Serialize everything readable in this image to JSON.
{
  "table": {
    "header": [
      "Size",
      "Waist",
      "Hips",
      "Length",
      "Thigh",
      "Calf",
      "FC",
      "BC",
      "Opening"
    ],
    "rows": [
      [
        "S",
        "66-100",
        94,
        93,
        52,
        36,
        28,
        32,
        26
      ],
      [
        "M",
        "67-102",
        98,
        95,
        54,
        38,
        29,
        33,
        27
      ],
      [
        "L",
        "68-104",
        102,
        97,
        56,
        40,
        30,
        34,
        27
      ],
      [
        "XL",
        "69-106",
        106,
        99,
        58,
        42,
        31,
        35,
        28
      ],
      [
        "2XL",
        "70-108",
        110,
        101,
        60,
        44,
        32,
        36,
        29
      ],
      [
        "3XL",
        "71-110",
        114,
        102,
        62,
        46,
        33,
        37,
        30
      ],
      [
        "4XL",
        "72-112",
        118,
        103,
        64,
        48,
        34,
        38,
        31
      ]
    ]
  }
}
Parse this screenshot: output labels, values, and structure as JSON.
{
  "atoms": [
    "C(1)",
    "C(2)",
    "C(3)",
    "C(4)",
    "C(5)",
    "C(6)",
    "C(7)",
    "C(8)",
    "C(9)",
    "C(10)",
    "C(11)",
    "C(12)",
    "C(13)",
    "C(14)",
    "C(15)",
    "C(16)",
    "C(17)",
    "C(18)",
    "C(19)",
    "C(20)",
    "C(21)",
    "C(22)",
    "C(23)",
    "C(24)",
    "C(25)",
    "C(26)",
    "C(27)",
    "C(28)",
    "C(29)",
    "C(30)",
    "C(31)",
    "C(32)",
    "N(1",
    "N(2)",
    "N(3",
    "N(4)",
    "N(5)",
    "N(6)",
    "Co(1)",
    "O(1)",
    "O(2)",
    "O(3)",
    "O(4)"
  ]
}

......

Take the entries and copy them out exactly.

Serialize everything readable in this image to JSON.
{
  "table": {
    "header": [
      "Size",
      "Waist",
      "Hips",
      "Length",
      "Thigh",
      "Calf",
      "FC",
      "BC",
      "Opening"
    ],
    "rows": [
      [
        "S",
        "66-100",
        94,
        93,
        52,
        36,
        28,
        32,
        26
      ],
      [
        "M",
        "67-102",
        98,
        95,
        54,
        38,
        29,
        33,
        27
      ],
      [
        "L",
        "68-104",
        102,
        97,
        56,
        40,
        30,
        34,
        27
      ],
      [
        "XL",
        "69-106",
        106,
        99,
        58,
        42,
        31,
        35,
        28
      ],
      [
        "2XL",
        "70-108",
        110,
        101,
        60,
        44,
        32,
        36,
        29
      ],
      [
        "3XL",
        "71-110",
        114,
        102,
        62,
        46,
        33,
        37,
        30
      ],
      [
        "4XL",
        "72-112",
        118,
        103,
        64,
        48,
        34,
        38,
        31
      ]
    ]
  }
}
Parse this screenshot: output labels, values, and structure as JSON.
{
  "atoms": [
    "C(1)",
    "C(2)",
    "C(3)",
    "C(4)",
    "C(5)",
    "C(6)",
    "C(7)",
    "C(8)",
    "C(9)",
    "C(10)",
    "C(11)",
    "C(12)",
    "C(13)",
    "C(14)",
    "C(15)",
    "C(16)",
    "C(17)",
    "C(18)",
    "C(19)",
    "C(20)",
    "C(21)",
    "C(22)",
    "C(23)",
    "C(24)",
    "C(25)",
    "C(26)",
    "C(27)",
    "C(28)",
    "C(29)",
    "C(30)",
    "C(31)",
    "C(32)",
    "N(1",
    "N(2)",
    "N(3",
    "N(4)",
    "N(5)",
    "N(6)",
    "Co(1)",
    "O(1)",
    "O(2)",
    "O(3)",
    "O(4)"
  ]
}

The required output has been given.